- WHAT YOU SHOULD DO
Translate this sentence from the essay on time and a son's childhood into Spanish: "Each phase in our lives seems endless while we’re going through it, but then looking back, we wonder how we got to where we are."

I have also been thinking about my own childhood. I remember being 11 myself, being in fifth grade, some of the kids I went to school with, being a Girl Scout, and so on. Where does the time go? You can nail those windows shut, but let me tell you, it will just go out the back door, the chimney, or wherever it can. You can’t pause it, go backwards, or even leap ahead. Time goes at the pace it’s going to and we just have to go with it, regardless of what we might want at any given time.

So here I am, 34 and will be 35 next month….with a nearly 11 year old son. Before I know it, he will be 18 and I will think back to the moments when I wanted to rush his childhood, mostly when he was acting up ha ha, and then find myself wishing I could turn the pages of old calendars back….to hold onto even a moment more of his youth. Then before I know it, he’ll be 34, nearly 35….putting me at 54, nearly 55. 😉 Will he be married? Will he have children of his own? Who knows? Only God thus far, but I trust that He has a plan for Zach, just like He does for me. The cycle will keep going, whether I like it or not. We’re born one day and have so much time to live, then our lights go out….making room for more to be lit, to have their time.

While my light shines for others to see, I hope to give all the love I have to those around me….most importantly, to my son. Whether he’s 11, 16, 21, 35, 50, and so on….while I am still here, I hope he always knows just how much he means to me. I also hope that I have instilled some good in him that will last him a lifetime. My sincerest hope for him is that he grows up to be a man of courage, love, and honor that is driven, faithful, kind, hardworking, and successful. No matter what paths he chooses, whom he chooses to walk his many paths on his journey of life with…I hope he have a life full of purpose, one he is proud of, and one that others will remember long after his time here is done. I want more for him than I do myself, though by showing him I have it in me to go after my dreams, I hope he finds it within him to do the same.

Each phase in our lives seems endless while we’re going through it, but then looking back, we wonder how we got to where we are. I think it is more wise to wonder about where we’re headed, than where we were. Though I think it is even wiser still to live in the moment we’re in. Focusing too heavily on either side of that can be draining, even if it’s positive memories or hopes. I hope Zach is cherishing his childhood as he has it. Sometimes I know he wishes to be older so he can drive, stay up later, do more things, and so on…as most of us have done ourselves when we were “young”. I just hope he doesn’t dwell so much on it that when he’s older, he doesn’t find himself wishing he hadn’t wasted his childhood.

Ah, but enough of all that. A very happy time is coming and so I am going to take my own advice and focus on that. He’ll only be 11 once and I want to make the most of it, so that when I reflect back to this time….I can smile and know I did all I could to enjoy it and make it wonderful for him and for all of us.

- STORED DATA
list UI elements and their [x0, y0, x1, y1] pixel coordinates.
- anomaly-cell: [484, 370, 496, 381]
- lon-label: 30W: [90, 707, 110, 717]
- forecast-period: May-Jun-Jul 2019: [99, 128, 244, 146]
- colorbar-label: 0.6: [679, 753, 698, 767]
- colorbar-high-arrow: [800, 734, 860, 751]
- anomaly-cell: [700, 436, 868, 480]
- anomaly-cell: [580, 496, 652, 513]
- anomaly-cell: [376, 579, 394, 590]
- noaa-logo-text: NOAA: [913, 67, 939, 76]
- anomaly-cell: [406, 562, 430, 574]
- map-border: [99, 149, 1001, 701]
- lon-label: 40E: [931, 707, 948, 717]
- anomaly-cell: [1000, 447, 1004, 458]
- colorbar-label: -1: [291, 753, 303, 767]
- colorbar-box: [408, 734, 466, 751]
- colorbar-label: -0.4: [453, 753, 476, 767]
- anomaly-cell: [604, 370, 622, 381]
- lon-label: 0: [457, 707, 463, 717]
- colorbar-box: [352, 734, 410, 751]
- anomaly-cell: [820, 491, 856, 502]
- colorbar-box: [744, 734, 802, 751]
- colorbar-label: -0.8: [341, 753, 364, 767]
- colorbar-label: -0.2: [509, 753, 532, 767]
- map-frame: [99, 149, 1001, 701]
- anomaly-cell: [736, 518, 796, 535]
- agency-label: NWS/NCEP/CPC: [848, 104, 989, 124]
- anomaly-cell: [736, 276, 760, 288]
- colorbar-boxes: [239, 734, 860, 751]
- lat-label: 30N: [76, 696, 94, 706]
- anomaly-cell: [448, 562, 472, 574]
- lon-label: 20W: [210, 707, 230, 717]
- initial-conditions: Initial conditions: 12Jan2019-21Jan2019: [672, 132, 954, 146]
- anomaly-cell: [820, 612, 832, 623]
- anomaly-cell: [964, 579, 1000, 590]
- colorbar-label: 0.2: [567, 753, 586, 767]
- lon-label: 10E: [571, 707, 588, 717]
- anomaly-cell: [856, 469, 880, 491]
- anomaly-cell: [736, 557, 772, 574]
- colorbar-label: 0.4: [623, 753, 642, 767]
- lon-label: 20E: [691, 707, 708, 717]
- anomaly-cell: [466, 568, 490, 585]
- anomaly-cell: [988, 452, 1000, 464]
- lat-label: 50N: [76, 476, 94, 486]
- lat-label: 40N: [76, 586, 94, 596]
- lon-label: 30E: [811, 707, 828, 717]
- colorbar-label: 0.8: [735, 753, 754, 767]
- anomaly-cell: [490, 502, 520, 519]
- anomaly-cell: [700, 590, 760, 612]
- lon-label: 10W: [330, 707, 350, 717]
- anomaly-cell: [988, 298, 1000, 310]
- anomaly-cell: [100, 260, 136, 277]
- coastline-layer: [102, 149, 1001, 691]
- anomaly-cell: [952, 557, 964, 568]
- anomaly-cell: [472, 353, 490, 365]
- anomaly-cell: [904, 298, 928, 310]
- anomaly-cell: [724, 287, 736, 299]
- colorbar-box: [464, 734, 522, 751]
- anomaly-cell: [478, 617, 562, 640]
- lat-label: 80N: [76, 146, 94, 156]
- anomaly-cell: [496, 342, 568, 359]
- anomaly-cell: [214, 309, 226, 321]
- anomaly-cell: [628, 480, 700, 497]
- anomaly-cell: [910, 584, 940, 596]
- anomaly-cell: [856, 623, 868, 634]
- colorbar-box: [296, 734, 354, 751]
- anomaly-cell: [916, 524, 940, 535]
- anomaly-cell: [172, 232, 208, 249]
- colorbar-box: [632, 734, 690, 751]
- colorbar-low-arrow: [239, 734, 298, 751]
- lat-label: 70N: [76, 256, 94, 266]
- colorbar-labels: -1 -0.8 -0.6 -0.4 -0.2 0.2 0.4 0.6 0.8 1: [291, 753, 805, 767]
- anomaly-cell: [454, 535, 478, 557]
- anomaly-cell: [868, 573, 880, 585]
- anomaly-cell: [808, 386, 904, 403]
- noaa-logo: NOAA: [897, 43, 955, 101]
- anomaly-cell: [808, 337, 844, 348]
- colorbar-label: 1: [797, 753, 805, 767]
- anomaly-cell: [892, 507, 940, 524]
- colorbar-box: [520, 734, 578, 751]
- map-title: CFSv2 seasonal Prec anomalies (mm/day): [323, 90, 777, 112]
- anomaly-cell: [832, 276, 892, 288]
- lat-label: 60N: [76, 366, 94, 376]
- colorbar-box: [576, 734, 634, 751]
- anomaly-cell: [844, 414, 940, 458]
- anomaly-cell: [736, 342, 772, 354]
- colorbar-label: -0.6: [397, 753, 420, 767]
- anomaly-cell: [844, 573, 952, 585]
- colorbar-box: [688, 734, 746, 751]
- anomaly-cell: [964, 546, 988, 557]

- EXPECTED ANSWER
Cada etapa de nuestra vida parece interminable mientras la atravesamos, pero luego, al mirar atrás, nos preguntamos cómo llegamos a donde estamos.